» **Short task**: Return the data word for word, from its first line through the line containing "masked-name xyxy=(65,552,90,561)", including both.

── Dataset ──

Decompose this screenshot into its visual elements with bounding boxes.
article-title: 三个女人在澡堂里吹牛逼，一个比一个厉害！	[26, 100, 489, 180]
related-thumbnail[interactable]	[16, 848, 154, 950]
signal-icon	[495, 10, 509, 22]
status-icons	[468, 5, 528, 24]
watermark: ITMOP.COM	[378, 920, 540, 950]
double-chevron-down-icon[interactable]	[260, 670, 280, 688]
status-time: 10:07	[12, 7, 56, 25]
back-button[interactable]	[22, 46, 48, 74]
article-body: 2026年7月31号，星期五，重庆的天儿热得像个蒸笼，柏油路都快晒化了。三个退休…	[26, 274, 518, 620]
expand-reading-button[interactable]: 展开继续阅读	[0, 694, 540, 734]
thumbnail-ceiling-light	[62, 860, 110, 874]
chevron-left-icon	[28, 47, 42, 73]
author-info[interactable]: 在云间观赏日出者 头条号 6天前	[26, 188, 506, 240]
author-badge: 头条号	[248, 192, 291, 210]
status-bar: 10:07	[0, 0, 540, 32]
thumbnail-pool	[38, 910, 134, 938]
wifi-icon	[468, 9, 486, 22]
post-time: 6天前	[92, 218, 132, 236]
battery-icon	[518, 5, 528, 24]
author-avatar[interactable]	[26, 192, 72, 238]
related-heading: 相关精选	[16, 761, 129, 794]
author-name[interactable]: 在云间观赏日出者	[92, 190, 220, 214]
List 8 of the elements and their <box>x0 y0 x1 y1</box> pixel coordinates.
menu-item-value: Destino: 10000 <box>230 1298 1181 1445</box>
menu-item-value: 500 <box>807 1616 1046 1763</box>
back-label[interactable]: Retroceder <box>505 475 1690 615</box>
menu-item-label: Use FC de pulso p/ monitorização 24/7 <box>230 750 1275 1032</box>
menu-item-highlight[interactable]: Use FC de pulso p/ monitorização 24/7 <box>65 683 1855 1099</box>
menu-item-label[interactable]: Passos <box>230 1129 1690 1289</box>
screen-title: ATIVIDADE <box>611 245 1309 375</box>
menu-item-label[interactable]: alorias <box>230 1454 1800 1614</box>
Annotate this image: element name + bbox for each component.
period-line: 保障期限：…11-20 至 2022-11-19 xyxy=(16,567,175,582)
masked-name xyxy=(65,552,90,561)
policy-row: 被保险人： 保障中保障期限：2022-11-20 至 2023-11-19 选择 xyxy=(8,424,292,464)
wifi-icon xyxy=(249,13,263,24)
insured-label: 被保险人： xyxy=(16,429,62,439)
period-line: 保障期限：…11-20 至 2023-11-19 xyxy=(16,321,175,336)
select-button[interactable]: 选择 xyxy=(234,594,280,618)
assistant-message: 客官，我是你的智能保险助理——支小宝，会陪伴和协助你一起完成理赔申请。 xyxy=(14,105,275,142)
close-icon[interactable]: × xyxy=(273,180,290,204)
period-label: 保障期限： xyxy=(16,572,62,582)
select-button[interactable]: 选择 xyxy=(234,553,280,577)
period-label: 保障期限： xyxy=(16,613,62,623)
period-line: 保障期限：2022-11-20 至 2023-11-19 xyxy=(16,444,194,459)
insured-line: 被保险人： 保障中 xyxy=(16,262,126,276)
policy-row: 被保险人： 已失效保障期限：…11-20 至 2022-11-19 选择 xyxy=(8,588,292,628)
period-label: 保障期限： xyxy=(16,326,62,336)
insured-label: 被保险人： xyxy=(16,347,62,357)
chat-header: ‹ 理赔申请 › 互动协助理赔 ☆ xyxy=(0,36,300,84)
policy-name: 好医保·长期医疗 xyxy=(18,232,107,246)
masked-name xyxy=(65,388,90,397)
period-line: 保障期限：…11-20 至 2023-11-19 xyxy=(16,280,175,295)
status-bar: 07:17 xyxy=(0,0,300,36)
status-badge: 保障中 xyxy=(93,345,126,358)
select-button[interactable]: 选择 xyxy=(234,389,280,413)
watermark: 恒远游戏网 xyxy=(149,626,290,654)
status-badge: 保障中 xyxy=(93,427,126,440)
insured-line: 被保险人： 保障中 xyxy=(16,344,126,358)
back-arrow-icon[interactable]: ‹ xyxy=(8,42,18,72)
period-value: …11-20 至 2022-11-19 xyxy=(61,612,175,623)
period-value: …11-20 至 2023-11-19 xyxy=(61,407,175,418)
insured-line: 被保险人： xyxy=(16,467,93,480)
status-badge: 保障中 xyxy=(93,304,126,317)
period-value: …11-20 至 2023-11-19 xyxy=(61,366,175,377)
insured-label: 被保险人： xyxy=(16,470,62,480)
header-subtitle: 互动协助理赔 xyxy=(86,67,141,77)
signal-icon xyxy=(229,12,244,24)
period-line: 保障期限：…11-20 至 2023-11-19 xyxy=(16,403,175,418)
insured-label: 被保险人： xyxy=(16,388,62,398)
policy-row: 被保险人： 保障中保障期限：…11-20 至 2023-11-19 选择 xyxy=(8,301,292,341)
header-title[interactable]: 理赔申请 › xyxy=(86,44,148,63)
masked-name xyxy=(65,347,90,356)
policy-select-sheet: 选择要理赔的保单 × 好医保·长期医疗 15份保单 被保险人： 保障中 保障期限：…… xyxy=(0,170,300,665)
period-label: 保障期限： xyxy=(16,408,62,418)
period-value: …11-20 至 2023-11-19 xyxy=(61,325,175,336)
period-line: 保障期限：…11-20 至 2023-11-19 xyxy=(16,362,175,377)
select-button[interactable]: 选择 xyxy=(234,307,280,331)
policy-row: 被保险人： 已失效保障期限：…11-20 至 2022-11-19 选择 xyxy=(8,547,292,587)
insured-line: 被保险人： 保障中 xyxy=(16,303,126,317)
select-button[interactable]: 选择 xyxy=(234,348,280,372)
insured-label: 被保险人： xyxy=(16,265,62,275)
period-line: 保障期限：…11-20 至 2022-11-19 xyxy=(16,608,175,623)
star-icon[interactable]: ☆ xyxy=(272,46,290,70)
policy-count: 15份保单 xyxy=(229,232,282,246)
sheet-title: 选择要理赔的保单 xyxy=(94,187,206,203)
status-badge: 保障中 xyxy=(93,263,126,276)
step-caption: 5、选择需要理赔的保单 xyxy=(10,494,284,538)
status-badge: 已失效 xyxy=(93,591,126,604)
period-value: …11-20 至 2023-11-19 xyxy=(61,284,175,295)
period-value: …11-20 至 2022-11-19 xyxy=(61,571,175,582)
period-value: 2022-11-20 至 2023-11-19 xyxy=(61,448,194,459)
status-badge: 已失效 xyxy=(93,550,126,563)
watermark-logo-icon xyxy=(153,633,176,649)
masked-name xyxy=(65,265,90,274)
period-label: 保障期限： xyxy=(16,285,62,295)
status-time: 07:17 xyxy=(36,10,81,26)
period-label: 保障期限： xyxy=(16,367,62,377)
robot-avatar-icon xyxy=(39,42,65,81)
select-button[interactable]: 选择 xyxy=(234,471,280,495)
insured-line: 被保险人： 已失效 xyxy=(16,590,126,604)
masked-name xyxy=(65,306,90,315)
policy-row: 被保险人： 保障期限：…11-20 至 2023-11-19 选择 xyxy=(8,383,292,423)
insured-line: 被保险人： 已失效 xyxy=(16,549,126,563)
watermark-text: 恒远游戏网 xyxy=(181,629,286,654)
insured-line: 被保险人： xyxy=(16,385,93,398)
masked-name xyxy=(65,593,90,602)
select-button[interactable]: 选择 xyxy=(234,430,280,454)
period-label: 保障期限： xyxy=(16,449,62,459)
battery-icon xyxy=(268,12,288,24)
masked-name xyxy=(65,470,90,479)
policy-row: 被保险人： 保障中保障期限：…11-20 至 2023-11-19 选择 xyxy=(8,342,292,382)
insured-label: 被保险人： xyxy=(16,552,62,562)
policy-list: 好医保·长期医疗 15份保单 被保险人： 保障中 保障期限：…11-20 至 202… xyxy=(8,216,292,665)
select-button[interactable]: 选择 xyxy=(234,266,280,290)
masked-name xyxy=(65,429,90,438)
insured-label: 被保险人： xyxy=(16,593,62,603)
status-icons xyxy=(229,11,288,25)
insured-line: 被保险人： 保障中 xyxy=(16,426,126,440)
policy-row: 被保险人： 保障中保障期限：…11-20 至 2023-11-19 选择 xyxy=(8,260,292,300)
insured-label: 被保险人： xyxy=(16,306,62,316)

───

» **Problem solution**:
Decompose this screenshot into its visual elements with bounding boxes.
article-title: 三个女人在澡堂里吹牛逼，一个比一个厉害！	[26, 100, 489, 180]
related-thumbnail[interactable]	[16, 848, 154, 950]
signal-icon	[495, 10, 509, 22]
status-icons	[468, 5, 528, 24]
watermark: ITMOP.COM	[378, 920, 540, 950]
double-chevron-down-icon[interactable]	[260, 670, 280, 688]
status-time: 10:07	[12, 7, 56, 25]
back-button[interactable]	[22, 46, 48, 74]
article-body: 2026年7月31号，星期五，重庆的天儿热得像个蒸笼，柏油路都快晒化了。三个退休…	[26, 274, 518, 620]
expand-reading-button[interactable]: 展开继续阅读	[0, 694, 540, 734]
thumbnail-ceiling-light	[62, 860, 110, 874]
chevron-left-icon	[28, 47, 42, 73]
author-info[interactable]: 在云间观赏日出者 头条号 6天前	[26, 188, 506, 240]
author-badge: 头条号	[248, 192, 291, 210]
status-bar: 10:07	[0, 0, 540, 32]
thumbnail-pool	[38, 910, 134, 938]
wifi-icon	[468, 9, 486, 22]
post-time: 6天前	[92, 218, 132, 236]
battery-icon	[518, 5, 528, 24]
author-avatar[interactable]	[26, 192, 72, 238]
related-heading: 相关精选	[16, 761, 129, 794]
author-name[interactable]: 在云间观赏日出者	[92, 190, 220, 214]
List 8 of the elements and their <box>x0 y0 x1 y1</box> pixel coordinates.
menu-item-value: Destino: 10000 <box>230 1298 1181 1445</box>
menu-item-value: 500 <box>807 1616 1046 1763</box>
back-label[interactable]: Retroceder <box>505 475 1690 615</box>
menu-item-label: Use FC de pulso p/ monitorização 24/7 <box>230 750 1275 1032</box>
menu-item-highlight[interactable]: Use FC de pulso p/ monitorização 24/7 <box>65 683 1855 1099</box>
menu-item-label[interactable]: Passos <box>230 1129 1690 1289</box>
screen-title: ATIVIDADE <box>611 245 1309 375</box>
menu-item-label[interactable]: alorias <box>230 1454 1800 1614</box>
Annotate this image: element name + bbox for each component.
period-line: 保障期限：…11-20 至 2022-11-19 xyxy=(16,567,175,582)
masked-name xyxy=(65,552,90,561)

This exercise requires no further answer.